- _What this task involves_
Pull out all lines from the listing below in which the word "государственной" appears.

<<<<

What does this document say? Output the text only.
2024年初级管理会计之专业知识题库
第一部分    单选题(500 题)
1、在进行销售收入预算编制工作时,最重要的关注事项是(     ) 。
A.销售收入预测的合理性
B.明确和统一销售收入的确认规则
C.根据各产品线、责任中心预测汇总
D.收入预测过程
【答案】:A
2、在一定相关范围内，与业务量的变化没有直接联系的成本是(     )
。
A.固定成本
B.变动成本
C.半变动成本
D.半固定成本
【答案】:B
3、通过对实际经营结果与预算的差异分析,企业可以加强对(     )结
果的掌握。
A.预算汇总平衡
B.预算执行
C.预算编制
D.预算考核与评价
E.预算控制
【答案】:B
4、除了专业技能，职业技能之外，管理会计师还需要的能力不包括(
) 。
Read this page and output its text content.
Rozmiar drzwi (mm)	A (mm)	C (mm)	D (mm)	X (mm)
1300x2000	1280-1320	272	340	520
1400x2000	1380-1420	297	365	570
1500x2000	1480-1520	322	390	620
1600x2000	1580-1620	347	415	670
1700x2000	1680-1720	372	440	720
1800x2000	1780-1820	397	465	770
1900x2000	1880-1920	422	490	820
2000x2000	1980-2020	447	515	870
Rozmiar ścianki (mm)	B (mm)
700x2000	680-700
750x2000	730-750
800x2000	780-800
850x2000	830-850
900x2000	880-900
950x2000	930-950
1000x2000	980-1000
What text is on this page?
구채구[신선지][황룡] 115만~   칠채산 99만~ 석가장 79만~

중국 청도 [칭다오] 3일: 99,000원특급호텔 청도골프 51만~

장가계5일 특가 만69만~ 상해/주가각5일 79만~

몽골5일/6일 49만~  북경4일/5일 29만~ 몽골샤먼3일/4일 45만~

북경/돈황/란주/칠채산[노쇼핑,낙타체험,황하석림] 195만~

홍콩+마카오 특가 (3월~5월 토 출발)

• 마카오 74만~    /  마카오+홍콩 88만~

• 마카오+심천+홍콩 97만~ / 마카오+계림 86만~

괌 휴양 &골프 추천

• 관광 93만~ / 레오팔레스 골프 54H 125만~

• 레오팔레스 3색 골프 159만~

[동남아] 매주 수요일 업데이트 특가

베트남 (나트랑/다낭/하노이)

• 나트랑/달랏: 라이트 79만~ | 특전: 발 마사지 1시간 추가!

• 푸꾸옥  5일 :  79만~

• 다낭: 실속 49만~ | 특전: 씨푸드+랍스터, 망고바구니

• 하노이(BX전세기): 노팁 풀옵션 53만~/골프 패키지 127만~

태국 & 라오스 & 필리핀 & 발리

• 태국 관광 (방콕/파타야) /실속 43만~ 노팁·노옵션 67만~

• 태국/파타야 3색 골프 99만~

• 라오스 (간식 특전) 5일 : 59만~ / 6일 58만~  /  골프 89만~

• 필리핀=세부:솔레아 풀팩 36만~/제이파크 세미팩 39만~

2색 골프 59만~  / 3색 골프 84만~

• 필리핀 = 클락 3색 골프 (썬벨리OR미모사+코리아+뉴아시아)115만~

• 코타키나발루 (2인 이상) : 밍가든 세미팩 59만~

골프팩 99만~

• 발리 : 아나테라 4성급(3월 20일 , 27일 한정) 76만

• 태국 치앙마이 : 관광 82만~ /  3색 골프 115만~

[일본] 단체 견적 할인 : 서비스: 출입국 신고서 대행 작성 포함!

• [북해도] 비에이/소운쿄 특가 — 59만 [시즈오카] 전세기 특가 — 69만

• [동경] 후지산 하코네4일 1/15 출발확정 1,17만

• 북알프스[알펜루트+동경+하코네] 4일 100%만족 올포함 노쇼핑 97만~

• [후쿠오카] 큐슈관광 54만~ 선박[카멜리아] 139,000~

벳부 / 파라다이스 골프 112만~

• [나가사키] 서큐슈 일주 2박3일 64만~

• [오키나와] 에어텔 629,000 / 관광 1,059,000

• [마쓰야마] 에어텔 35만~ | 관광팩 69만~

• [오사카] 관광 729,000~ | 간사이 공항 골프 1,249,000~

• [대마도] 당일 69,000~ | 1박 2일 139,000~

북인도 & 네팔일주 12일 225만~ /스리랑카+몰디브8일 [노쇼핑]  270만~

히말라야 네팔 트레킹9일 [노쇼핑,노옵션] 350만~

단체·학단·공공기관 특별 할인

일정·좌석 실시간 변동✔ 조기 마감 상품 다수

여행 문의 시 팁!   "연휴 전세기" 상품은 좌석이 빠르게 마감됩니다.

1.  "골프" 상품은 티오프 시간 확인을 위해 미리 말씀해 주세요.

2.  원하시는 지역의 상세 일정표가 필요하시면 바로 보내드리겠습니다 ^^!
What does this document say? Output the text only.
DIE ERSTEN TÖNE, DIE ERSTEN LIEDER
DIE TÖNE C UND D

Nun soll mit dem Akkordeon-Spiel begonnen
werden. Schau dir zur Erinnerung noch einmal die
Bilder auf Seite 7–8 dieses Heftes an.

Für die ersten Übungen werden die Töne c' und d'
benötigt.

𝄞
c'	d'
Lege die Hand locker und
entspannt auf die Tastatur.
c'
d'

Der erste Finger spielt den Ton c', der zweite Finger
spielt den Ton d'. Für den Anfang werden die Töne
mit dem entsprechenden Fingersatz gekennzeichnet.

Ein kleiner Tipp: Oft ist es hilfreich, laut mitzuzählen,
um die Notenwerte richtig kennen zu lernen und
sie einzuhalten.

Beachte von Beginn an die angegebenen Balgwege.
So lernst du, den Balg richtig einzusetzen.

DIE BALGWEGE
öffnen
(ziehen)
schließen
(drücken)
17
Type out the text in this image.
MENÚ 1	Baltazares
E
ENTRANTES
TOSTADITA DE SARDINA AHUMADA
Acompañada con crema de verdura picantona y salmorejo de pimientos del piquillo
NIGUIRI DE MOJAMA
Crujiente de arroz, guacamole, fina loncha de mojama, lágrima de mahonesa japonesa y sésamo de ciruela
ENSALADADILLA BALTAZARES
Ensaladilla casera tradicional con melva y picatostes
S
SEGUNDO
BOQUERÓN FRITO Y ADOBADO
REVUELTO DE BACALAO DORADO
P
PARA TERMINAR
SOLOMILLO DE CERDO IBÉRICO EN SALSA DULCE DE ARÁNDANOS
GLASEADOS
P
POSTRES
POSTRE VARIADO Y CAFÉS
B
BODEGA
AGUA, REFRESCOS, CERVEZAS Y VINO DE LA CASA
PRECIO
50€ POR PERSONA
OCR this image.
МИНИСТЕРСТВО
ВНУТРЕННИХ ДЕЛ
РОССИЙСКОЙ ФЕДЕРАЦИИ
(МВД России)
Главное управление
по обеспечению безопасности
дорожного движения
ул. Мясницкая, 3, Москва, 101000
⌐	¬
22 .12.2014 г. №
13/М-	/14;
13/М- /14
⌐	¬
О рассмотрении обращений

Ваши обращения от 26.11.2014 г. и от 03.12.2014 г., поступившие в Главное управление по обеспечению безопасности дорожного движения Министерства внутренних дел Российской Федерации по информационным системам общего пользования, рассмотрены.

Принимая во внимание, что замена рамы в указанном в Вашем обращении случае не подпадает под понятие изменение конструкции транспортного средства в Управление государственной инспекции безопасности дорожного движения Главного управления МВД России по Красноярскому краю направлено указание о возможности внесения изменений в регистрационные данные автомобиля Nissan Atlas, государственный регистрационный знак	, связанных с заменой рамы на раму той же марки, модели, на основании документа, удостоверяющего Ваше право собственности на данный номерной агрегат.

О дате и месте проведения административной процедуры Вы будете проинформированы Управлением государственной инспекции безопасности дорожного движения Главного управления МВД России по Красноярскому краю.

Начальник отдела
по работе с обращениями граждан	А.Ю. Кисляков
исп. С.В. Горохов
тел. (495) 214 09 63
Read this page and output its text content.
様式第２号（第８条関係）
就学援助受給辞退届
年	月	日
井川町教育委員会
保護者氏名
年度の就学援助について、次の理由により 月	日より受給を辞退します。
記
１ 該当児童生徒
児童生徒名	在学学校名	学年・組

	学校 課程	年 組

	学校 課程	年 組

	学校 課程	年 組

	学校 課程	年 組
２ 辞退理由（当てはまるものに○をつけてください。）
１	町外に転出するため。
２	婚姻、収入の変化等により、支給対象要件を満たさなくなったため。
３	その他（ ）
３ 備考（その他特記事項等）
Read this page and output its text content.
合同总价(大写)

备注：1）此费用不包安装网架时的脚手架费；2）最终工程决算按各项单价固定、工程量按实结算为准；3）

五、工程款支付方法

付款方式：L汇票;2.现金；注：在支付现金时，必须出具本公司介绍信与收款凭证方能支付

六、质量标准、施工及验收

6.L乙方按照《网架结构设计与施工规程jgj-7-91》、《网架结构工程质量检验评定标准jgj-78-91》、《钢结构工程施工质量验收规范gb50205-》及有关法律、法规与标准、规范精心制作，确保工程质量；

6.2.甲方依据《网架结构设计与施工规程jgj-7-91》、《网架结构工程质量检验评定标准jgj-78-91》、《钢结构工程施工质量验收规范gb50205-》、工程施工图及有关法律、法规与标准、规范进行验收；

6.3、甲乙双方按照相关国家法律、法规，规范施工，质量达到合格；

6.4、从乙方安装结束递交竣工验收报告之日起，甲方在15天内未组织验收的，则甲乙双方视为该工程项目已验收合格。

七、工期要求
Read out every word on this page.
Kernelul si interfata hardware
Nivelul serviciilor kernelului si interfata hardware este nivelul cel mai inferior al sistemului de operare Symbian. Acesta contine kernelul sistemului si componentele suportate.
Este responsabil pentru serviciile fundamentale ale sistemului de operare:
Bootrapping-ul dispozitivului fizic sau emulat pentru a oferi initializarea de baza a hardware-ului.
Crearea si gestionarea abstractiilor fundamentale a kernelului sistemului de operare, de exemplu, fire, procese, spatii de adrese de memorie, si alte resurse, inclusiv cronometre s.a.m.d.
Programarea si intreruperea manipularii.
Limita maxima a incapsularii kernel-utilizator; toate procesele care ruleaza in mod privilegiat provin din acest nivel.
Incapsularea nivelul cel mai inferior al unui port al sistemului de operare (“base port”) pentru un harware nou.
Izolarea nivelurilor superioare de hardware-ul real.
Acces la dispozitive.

>>>>

- _Written answer_
Принимая во внимание, что замена рамы в указанном в Вашем обращении случае не подпадает под понятие изменение конструкции транспортного средства в Управление государственной инспекции безопасности дорожного движения Главного управления МВД России по Красноярскому краю направлено указание о возможности внесения изменений в регистрационные данные автомобиля Nissan Atlas, государственный регистрационный знак	, связанных с заменой рамы на раму той же марки, модели, на основании документа, удостоверяющего Ваше право собственности на данный номерной агрегат.
О дате и месте проведения административной процедуры Вы будете проинформированы Управлением государственной инспекции безопасности дорожного движения Главного управления МВД России по Красноярскому краю.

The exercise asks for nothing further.